À compléter =>
1) Recopiez fidèlement le passage de l'extrait sur la montagne et les Valeureux qui va de « 62Dans Solal, un » à « manquer un œil. », bornes comprises.
2) Rédigez la suite de l'extrait critique sur la montagne et les Valeureux, en reprenant après sa dernière phrase.

Texte présenté =>
>>>>>
62Dans Solal, un rêve de Saltiel annonce déjà le thème :
L’oncle Saltiel rêvait que son neveu était au Spitzberg et que, en compagnie de Mme de Valdonne, il y tuait des phoques à monocle. Il se réveilla, le front moite. (S, p. 61)
63Le nom germanique de cette montagne et sa signification redondante (la montagne sommitale, himalayenne donc), ainsi que la présence de l’animalité, du meurtre et du monocle, joignent tous les motifs du règne de la force en Occident et le mythe qui les sous-tend : les sèmes virginaux sont reversés sur la nature, l’Immaculée pureté des sommets devient l’origine-alibi des thèses sur la pureté raciale, qui conduisent à la chasse aux phoques sémites... auxquels il semble manquer un œil.
64Là encore, les Céphaloniens offrent un contrepoint à méditer, qui prend toute sa force dans le contraste des deux séquences : celle du monologue d’Ariane, qui, épiée par Solal, se rêve himalayenne, et celle, héroï-comique, de l’ascension du Salève par les Valeureux. Le Salève, « montagne de douze cents mètres pourvue d’un funiculaire »45, leur est un Everest aux portes de Genève. La scène joue de la perpétuelle incongruité des Valeureux, bardés, pour gravir ces alpages civilisés, d’un équipement himalayen, qui tient de l’inventaire à la Prévert et du catalogue complet du Vieux Campeur, mais absolument dénués de toute connivence avec la vie naturelle, moustiques, herbes ou vaches. Aussi cette montagne, perçue comme inhumaine et abominable, leur permet-elle de réitérer une perpétuelle revendication d’humanité :
La vérité, dit soudain Mangeclous, est que nous crevons d’ennui ici, et que les vaches ont des cornes trop aiguisées à mon goût et le regard trop insistant. [...] Je mets en fait qu’une montagne est un caillou. Et que m’importe que ce caillou ait mille mètres et qu’il existe au plafond des Indes un caillou de huit mille mètres ! Cela ne m’impressionne pas, car je puis imaginer une montagne de cent mille mètres et je trouve leur Himalaya bien petit. Suis-je un chamois ou un homme ? Eh bien, les hommes sont faits pour vivre en hommes et non dans la nature, comme les serpents. (M, p. 335)
<<<<<
Données fournies =>
>>>>>
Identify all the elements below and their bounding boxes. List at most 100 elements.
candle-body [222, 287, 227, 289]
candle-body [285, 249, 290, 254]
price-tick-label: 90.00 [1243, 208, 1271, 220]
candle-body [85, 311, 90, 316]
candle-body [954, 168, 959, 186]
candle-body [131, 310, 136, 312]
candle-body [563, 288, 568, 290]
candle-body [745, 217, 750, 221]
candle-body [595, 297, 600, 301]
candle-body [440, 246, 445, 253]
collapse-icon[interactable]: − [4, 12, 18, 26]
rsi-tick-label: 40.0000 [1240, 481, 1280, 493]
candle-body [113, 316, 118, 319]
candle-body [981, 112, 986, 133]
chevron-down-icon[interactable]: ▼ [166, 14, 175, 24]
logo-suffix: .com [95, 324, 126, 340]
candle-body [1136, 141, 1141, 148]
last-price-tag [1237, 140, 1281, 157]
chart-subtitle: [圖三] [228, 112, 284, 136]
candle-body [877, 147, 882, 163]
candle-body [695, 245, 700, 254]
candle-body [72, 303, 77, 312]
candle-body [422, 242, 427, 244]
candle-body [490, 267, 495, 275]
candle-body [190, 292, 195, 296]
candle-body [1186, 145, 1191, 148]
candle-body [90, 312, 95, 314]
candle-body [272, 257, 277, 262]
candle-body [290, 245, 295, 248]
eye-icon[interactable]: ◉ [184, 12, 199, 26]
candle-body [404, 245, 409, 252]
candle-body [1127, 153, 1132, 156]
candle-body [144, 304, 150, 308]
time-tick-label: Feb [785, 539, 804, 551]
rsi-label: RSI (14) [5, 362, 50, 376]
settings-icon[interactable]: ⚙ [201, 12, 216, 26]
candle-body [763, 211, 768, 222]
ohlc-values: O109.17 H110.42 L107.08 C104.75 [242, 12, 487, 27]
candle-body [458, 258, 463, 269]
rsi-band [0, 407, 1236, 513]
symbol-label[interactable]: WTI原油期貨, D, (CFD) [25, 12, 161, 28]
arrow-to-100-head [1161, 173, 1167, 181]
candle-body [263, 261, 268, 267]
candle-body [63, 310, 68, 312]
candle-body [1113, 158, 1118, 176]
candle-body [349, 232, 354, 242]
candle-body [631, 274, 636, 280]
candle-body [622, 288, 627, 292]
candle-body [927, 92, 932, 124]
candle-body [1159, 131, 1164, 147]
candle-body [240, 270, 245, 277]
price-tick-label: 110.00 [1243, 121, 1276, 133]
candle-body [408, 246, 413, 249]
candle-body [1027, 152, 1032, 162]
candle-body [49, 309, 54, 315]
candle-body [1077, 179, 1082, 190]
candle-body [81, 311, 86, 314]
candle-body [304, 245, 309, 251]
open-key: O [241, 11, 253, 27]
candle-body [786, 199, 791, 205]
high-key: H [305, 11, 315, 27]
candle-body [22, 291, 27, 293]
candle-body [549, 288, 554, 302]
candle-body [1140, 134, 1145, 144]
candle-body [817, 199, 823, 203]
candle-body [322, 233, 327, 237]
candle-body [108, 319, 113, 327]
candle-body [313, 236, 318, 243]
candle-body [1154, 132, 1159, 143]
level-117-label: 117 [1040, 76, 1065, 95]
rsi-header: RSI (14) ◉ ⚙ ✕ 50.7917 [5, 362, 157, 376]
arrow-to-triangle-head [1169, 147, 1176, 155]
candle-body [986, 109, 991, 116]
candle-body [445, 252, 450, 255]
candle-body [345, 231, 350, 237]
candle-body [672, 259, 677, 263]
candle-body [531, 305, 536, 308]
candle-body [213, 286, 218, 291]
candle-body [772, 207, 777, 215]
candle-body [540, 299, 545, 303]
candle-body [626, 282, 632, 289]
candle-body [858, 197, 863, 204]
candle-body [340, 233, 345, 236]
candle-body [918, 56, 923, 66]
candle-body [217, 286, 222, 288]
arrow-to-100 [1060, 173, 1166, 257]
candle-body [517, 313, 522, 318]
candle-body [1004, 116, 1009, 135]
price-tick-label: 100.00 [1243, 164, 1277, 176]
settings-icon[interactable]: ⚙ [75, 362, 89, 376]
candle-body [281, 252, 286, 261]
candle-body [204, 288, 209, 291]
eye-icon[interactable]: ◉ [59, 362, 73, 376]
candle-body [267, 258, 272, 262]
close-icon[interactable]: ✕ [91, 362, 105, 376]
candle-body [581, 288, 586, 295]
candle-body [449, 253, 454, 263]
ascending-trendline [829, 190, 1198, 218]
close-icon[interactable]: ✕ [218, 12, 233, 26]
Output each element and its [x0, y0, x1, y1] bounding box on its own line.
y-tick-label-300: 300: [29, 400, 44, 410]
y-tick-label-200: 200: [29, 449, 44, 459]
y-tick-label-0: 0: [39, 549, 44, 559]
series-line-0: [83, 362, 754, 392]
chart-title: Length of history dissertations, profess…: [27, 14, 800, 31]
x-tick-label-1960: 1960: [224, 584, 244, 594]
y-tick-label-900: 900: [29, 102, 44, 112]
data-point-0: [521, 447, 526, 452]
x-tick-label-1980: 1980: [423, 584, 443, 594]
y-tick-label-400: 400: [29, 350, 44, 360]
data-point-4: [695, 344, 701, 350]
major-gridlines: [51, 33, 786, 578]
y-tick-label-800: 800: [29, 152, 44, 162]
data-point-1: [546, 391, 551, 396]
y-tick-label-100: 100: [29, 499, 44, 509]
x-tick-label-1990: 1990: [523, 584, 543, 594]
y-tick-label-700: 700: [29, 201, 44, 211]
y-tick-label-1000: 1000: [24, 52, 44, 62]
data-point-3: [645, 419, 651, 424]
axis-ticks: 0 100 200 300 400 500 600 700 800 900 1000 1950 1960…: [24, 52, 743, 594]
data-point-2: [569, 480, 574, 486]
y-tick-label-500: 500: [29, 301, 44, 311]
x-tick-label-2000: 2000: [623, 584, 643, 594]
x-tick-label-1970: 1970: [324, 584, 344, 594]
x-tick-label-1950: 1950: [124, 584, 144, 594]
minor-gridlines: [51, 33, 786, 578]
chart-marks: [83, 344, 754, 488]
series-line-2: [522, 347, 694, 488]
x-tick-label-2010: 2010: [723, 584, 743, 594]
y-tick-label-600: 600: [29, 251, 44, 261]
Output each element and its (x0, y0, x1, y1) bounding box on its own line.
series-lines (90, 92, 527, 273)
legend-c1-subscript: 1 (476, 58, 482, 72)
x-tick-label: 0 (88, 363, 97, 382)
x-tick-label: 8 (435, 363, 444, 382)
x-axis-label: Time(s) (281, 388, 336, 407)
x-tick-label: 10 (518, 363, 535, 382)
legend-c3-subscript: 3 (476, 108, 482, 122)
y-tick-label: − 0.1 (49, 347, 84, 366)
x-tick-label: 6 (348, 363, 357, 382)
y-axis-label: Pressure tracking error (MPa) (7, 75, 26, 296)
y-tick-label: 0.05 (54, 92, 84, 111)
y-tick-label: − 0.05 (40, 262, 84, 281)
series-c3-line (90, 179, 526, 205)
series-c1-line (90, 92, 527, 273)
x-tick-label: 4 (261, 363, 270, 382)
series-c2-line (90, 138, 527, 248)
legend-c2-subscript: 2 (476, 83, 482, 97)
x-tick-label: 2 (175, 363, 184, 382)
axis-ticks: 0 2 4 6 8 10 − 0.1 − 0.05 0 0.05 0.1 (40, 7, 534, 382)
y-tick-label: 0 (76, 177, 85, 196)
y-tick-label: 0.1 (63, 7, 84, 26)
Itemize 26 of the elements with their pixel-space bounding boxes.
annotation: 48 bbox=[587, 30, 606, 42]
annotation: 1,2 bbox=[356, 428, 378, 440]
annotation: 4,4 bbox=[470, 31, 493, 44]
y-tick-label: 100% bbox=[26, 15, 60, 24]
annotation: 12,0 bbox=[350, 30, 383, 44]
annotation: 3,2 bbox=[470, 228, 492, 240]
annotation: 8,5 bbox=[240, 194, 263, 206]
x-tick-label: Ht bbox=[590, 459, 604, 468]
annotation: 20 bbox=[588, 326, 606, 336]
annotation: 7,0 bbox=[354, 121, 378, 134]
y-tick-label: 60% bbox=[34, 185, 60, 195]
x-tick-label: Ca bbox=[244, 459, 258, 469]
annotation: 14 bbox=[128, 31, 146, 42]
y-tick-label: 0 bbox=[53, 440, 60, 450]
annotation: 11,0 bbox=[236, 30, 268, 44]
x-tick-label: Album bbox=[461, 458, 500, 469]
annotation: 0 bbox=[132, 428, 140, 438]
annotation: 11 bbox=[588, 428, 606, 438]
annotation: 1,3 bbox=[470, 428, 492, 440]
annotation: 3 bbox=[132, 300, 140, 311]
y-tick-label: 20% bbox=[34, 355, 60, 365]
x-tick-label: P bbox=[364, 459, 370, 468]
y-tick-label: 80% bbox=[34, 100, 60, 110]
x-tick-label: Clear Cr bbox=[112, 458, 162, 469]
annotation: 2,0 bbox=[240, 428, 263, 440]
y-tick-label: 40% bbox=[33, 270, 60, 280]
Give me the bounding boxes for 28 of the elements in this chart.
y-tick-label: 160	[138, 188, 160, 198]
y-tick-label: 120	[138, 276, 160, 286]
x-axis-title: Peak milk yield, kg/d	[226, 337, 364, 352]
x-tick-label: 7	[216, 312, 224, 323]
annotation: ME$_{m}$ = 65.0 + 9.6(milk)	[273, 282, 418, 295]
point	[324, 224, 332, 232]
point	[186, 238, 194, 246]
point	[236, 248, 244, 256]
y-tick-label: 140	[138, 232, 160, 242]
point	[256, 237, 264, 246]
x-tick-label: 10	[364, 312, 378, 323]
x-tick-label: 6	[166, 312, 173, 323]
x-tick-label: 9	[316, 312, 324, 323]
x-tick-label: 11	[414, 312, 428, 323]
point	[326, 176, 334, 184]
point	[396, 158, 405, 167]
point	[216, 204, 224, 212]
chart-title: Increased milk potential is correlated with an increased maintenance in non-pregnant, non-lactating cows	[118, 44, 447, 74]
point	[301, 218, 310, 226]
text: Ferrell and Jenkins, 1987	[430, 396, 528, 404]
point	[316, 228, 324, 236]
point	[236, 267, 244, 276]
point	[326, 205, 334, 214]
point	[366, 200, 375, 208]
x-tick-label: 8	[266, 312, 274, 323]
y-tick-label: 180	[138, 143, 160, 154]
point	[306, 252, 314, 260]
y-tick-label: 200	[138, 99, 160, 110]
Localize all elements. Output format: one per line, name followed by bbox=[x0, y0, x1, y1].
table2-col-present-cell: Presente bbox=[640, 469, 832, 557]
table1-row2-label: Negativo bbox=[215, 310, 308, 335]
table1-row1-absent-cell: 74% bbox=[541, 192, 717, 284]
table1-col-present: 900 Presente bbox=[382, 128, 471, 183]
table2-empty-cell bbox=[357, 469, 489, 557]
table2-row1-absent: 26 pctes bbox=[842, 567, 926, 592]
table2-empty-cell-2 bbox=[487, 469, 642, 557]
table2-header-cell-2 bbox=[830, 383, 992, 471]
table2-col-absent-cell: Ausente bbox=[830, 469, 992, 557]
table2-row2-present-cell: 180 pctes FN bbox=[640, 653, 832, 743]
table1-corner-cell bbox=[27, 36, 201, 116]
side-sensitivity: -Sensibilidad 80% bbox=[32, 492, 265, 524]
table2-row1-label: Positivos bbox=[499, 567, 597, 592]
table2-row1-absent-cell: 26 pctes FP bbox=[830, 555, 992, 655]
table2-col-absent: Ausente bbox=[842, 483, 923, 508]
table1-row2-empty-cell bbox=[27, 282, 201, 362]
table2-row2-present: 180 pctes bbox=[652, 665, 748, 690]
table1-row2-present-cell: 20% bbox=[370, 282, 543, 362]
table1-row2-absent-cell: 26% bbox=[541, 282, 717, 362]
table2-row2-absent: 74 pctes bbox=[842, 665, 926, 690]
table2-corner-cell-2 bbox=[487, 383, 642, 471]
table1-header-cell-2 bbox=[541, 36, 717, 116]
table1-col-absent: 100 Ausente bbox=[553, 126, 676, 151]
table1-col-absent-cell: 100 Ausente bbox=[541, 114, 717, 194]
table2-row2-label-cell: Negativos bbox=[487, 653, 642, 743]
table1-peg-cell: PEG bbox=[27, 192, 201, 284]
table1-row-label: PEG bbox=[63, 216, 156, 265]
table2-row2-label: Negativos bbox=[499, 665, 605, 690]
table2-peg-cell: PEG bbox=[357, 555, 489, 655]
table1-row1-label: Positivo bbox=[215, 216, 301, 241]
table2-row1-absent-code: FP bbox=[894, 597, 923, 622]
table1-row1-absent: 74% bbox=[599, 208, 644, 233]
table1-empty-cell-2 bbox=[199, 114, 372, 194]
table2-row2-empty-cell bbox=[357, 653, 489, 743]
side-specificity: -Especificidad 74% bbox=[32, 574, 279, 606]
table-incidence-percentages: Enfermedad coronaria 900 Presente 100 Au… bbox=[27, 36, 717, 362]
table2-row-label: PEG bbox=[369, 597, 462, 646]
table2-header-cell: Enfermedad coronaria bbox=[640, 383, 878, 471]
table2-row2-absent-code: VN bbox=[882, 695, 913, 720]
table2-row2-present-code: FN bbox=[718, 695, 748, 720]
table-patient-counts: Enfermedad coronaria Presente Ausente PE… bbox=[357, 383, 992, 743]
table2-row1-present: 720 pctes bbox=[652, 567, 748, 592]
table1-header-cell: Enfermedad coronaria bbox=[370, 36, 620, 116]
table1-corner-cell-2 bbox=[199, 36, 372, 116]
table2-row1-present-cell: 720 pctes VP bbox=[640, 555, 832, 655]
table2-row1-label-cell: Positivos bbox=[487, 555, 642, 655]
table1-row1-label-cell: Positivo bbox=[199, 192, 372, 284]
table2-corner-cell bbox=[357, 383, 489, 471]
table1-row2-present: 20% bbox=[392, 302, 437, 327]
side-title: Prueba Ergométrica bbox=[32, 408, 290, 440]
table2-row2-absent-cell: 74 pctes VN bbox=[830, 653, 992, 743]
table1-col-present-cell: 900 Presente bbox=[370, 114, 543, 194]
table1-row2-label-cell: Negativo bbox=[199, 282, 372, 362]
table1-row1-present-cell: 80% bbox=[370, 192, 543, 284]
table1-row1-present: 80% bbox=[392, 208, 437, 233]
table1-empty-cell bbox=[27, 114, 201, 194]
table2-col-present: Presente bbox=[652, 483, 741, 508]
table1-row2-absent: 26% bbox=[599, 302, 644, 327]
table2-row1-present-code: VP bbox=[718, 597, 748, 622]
<<<<<
Réponses =>
1)
62Dans Solal, un rêve de Saltiel annonce déjà le thème :
L’oncle Saltiel rêvait que son neveu était au Spitzberg et que, en compagnie de Mme de Valdonne, il y tuait des phoques à monocle. Il se réveilla, le front moite. (S, p. 61)
63Le nom germanique de cette montagne et sa signification redondante (la montagne sommitale, himalayenne donc), ainsi que la présence de l’animalité, du meurtre et du monocle, joignent tous les motifs du règne de la force en Occident et le mythe qui les sous-tend : les sèmes virginaux sont reversés sur la nature, l’Immaculée pureté des sommets devient l’origine-alibi des thèses sur la pureté raciale, qui conduisent à la chasse aux phoques sémites... auxquels il semble manquer un œil.

2)
65Il faut certes entendre le terme hommes dans toute la force du lien moral et social que lui donne l’adhésion à la Loi d’antinature. Au contraire, Ariane a partie liée avec « la nature naturante ». Ces vaches « aux cornes trop aiguisée » renvoient à la figure du Minotaure, toujours activée comme représentation des forces obscures dans lesquelles l’Occident est en danger de sombrer. De surcroît, Ariane habite de l’autre côté de « l’immobile forêt d’antique effroi » que doit traverser Solal pour la conquérir, « forêts de nocturne épouvante silencieuses et craquantes forêts » où « avec une ivresse d’aurore cette voix tentatrice chante » les lois de nature que « ... l’homme allemand a plus écouté que d’autres. » (BS, p. 764) De même la déesse Diane, nom générique des Occidentales, sylvestre et chasseresse, possède une identité contradictoire faite de chasteté et de cruauté sanguinaire. Enfin, l’un des « manèges » de la séduction, que Solal appelle la « farce de pouhasie », insiste sur la connivence d’Ariane avec les forces naturelles, et démasque du même coup le substrat païen du discours amoureux occidental :
Tout à l’heure, le séducteur l’entourait de guirlandes, l’appelait déesse des forêts et Diane revenue sur terre, et la voilà maintenant transformée par le mari en poulette, ce qui la vexe. (BS, p. 311)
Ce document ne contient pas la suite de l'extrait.